__The input__.
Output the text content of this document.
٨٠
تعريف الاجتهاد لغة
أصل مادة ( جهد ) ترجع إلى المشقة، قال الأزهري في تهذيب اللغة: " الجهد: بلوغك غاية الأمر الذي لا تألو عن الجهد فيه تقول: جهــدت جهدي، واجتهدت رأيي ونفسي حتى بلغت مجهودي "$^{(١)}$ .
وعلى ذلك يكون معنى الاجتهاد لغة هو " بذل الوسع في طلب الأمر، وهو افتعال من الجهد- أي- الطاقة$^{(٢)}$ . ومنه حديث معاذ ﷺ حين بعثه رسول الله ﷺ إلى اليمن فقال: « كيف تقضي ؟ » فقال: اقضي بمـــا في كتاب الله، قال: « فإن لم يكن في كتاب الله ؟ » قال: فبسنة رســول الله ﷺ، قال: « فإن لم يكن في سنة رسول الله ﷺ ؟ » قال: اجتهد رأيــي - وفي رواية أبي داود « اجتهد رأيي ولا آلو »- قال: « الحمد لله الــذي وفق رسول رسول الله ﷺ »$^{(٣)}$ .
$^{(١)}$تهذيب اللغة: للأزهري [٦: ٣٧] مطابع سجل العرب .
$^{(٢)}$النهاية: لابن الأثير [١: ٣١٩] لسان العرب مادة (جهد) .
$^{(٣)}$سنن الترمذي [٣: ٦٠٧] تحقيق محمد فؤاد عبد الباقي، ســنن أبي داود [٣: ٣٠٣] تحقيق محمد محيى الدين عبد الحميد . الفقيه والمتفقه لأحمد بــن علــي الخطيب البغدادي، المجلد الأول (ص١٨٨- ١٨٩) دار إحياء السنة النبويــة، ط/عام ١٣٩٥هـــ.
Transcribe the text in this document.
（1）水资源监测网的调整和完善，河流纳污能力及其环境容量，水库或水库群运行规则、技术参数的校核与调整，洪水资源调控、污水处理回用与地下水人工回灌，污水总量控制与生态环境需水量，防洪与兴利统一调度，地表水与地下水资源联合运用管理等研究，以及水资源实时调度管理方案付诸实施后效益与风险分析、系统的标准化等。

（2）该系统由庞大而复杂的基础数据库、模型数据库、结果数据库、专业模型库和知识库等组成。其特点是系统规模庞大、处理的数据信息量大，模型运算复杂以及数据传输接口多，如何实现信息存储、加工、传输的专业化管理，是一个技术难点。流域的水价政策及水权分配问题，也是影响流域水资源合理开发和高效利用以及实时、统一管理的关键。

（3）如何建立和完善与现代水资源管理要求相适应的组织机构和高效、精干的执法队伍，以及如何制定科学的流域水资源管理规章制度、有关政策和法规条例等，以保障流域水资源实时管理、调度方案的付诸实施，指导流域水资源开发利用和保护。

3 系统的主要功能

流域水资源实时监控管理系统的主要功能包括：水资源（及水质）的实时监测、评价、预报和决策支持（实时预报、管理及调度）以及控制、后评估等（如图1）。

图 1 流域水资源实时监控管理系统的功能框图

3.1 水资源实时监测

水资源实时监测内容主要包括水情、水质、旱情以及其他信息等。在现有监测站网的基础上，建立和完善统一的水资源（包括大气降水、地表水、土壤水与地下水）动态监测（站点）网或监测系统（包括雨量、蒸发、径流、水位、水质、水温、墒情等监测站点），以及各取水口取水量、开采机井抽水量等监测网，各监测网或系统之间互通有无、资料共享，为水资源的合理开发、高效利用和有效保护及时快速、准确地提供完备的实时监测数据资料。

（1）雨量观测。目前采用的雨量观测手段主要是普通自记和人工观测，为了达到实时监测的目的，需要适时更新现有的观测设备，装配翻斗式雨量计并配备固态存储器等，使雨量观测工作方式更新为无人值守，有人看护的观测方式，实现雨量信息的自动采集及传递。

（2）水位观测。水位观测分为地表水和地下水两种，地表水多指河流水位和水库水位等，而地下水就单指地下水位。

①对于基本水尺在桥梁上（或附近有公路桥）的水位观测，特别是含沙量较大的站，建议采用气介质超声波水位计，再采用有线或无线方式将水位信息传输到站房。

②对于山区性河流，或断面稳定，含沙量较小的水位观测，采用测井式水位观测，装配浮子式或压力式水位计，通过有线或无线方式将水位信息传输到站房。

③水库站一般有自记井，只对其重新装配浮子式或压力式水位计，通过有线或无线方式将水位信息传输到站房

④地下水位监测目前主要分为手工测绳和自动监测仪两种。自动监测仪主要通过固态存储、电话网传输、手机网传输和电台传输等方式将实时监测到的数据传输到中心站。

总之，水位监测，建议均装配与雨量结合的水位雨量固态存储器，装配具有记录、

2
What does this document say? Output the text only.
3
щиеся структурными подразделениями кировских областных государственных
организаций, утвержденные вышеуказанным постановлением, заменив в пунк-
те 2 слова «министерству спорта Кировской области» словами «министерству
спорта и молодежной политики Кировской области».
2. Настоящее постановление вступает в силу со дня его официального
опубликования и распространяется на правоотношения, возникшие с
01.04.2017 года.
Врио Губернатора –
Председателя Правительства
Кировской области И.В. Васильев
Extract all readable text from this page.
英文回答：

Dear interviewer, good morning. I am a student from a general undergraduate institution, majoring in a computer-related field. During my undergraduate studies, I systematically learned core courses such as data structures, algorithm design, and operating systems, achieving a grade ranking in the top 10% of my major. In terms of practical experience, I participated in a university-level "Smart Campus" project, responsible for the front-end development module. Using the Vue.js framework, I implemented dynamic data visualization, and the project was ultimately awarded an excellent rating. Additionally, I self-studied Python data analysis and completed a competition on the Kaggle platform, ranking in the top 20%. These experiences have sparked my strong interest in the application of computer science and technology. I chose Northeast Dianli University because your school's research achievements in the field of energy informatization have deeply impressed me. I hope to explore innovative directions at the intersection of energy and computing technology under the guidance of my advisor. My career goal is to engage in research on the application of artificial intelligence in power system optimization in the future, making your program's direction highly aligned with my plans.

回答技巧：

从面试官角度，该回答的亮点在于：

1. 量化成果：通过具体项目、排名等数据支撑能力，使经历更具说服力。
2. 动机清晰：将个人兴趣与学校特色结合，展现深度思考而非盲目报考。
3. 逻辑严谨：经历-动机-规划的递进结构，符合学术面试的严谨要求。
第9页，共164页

__Problem to solve__.
Give back the whole listing exactly as it reads.

__Exercise output__.
Output the text content of this document.
٨٠
تعريف الاجتهاد لغة
أصل مادة ( جهد ) ترجع إلى المشقة، قال الأزهري في تهذيب اللغة: " الجهد: بلوغك غاية الأمر الذي لا تألو عن الجهد فيه تقول: جهــدت جهدي، واجتهدت رأيي ونفسي حتى بلغت مجهودي "$^{(١)}$ .
وعلى ذلك يكون معنى الاجتهاد لغة هو " بذل الوسع في طلب الأمر، وهو افتعال من الجهد- أي- الطاقة$^{(٢)}$ . ومنه حديث معاذ ﷺ حين بعثه رسول الله ﷺ إلى اليمن فقال: « كيف تقضي ؟ » فقال: اقضي بمـــا في كتاب الله، قال: « فإن لم يكن في كتاب الله ؟ » قال: فبسنة رســول الله ﷺ، قال: « فإن لم يكن في سنة رسول الله ﷺ ؟ » قال: اجتهد رأيــي - وفي رواية أبي داود « اجتهد رأيي ولا آلو »- قال: « الحمد لله الــذي وفق رسول رسول الله ﷺ »$^{(٣)}$ .
$^{(١)}$تهذيب اللغة: للأزهري [٦: ٣٧] مطابع سجل العرب .
$^{(٢)}$النهاية: لابن الأثير [١: ٣١٩] لسان العرب مادة (جهد) .
$^{(٣)}$سنن الترمذي [٣: ٦٠٧] تحقيق محمد فؤاد عبد الباقي، ســنن أبي داود [٣: ٣٠٣] تحقيق محمد محيى الدين عبد الحميد . الفقيه والمتفقه لأحمد بــن علــي الخطيب البغدادي، المجلد الأول (ص١٨٨- ١٨٩) دار إحياء السنة النبويــة، ط/عام ١٣٩٥هـــ.
Transcribe the text in this document.
（1）水资源监测网的调整和完善，河流纳污能力及其环境容量，水库或水库群运行规则、技术参数的校核与调整，洪水资源调控、污水处理回用与地下水人工回灌，污水总量控制与生态环境需水量，防洪与兴利统一调度，地表水与地下水资源联合运用管理等研究，以及水资源实时调度管理方案付诸实施后效益与风险分析、系统的标准化等。

（2）该系统由庞大而复杂的基础数据库、模型数据库、结果数据库、专业模型库和知识库等组成。其特点是系统规模庞大、处理的数据信息量大，模型运算复杂以及数据传输接口多，如何实现信息存储、加工、传输的专业化管理，是一个技术难点。流域的水价政策及水权分配问题，也是影响流域水资源合理开发和高效利用以及实时、统一管理的关键。

（3）如何建立和完善与现代水资源管理要求相适应的组织机构和高效、精干的执法队伍，以及如何制定科学的流域水资源管理规章制度、有关政策和法规条例等，以保障流域水资源实时管理、调度方案的付诸实施，指导流域水资源开发利用和保护。

3 系统的主要功能

流域水资源实时监控管理系统的主要功能包括：水资源（及水质）的实时监测、评价、预报和决策支持（实时预报、管理及调度）以及控制、后评估等（如图1）。

图 1 流域水资源实时监控管理系统的功能框图

3.1 水资源实时监测

水资源实时监测内容主要包括水情、水质、旱情以及其他信息等。在现有监测站网的基础上，建立和完善统一的水资源（包括大气降水、地表水、土壤水与地下水）动态监测（站点）网或监测系统（包括雨量、蒸发、径流、水位、水质、水温、墒情等监测站点），以及各取水口取水量、开采机井抽水量等监测网，各监测网或系统之间互通有无、资料共享，为水资源的合理开发、高效利用和有效保护及时快速、准确地提供完备的实时监测数据资料。

（1）雨量观测。目前采用的雨量观测手段主要是普通自记和人工观测，为了达到实时监测的目的，需要适时更新现有的观测设备，装配翻斗式雨量计并配备固态存储器等，使雨量观测工作方式更新为无人值守，有人看护的观测方式，实现雨量信息的自动采集及传递。

（2）水位观测。水位观测分为地表水和地下水两种，地表水多指河流水位和水库水位等，而地下水就单指地下水位。

①对于基本水尺在桥梁上（或附近有公路桥）的水位观测，特别是含沙量较大的站，建议采用气介质超声波水位计，再采用有线或无线方式将水位信息传输到站房。

②对于山区性河流，或断面稳定，含沙量较小的水位观测，采用测井式水位观测，装配浮子式或压力式水位计，通过有线或无线方式将水位信息传输到站房。

③水库站一般有自记井，只对其重新装配浮子式或压力式水位计，通过有线或无线方式将水位信息传输到站房

④地下水位监测目前主要分为手工测绳和自动监测仪两种。自动监测仪主要通过固态存储、电话网传输、手机网传输和电台传输等方式将实时监测到的数据传输到中心站。

总之，水位监测，建议均装配与雨量结合的水位雨量固态存储器，装配具有记录、

2
What does this document say? Output the text only.
3
щиеся структурными подразделениями кировских областных государственных
организаций, утвержденные вышеуказанным постановлением, заменив в пунк-
те 2 слова «министерству спорта Кировской области» словами «министерству
спорта и молодежной политики Кировской области».
2. Настоящее постановление вступает в силу со дня его официального
опубликования и распространяется на правоотношения, возникшие с
01.04.2017 года.
Врио Губернатора –
Председателя Правительства
Кировской области И.В. Васильев
Extract all readable text from this page.
英文回答：

Dear interviewer, good morning. I am a student from a general undergraduate institution, majoring in a computer-related field. During my undergraduate studies, I systematically learned core courses such as data structures, algorithm design, and operating systems, achieving a grade ranking in the top 10% of my major. In terms of practical experience, I participated in a university-level "Smart Campus" project, responsible for the front-end development module. Using the Vue.js framework, I implemented dynamic data visualization, and the project was ultimately awarded an excellent rating. Additionally, I self-studied Python data analysis and completed a competition on the Kaggle platform, ranking in the top 20%. These experiences have sparked my strong interest in the application of computer science and technology. I chose Northeast Dianli University because your school's research achievements in the field of energy informatization have deeply impressed me. I hope to explore innovative directions at the intersection of energy and computing technology under the guidance of my advisor. My career goal is to engage in research on the application of artificial intelligence in power system optimization in the future, making your program's direction highly aligned with my plans.

回答技巧：

从面试官角度，该回答的亮点在于：

1. 量化成果：通过具体项目、排名等数据支撑能力，使经历更具说服力。
2. 动机清晰：将个人兴趣与学校特色结合，展现深度思考而非盲目报考。
3. 逻辑严谨：经历-动机-规划的递进结构，符合学术面试的严谨要求。
第9页，共164页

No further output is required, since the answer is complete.